* Record list:
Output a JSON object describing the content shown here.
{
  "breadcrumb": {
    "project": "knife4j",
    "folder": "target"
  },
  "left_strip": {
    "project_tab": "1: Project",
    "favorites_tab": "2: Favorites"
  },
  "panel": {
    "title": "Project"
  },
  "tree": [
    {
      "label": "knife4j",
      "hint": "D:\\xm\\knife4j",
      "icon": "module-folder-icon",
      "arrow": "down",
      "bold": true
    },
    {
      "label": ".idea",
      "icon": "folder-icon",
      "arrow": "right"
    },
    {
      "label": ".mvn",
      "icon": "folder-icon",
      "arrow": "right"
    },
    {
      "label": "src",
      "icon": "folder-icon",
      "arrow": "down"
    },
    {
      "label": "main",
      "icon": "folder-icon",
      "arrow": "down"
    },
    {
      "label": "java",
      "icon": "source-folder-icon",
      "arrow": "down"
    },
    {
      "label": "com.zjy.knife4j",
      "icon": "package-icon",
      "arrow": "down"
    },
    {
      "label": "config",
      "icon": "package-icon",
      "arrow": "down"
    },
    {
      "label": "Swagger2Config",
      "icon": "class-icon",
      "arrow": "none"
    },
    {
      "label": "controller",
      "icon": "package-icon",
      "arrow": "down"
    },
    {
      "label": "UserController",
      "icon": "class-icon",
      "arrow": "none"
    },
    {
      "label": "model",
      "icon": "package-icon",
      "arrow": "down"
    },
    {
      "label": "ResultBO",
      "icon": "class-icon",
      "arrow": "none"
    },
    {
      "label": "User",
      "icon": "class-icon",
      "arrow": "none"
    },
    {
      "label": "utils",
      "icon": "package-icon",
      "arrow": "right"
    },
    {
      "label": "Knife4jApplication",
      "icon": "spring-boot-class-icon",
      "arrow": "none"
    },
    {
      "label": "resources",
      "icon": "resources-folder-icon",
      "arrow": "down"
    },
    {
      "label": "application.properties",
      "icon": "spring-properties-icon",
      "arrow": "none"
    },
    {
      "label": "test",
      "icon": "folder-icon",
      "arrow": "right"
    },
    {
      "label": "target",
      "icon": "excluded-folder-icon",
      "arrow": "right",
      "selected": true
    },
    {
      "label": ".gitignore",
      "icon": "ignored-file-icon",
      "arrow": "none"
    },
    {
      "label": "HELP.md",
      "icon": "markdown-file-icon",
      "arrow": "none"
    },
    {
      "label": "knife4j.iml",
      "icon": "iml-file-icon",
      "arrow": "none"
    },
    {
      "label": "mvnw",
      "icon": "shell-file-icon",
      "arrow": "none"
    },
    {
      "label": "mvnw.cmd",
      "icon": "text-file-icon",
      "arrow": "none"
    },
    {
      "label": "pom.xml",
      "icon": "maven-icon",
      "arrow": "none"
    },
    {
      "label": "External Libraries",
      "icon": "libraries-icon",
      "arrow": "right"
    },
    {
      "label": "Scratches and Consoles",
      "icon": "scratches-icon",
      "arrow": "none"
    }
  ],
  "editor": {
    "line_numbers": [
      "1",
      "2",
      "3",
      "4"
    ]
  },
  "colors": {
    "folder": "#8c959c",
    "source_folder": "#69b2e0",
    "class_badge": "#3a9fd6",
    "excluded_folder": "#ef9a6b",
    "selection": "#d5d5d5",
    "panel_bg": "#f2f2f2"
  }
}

* Exercise aim: Which lines hold the string "spring"? Copy all of them from the data above.

* Final result:
      "icon": "spring-boot-class-icon",
      "icon": "spring-properties-icon",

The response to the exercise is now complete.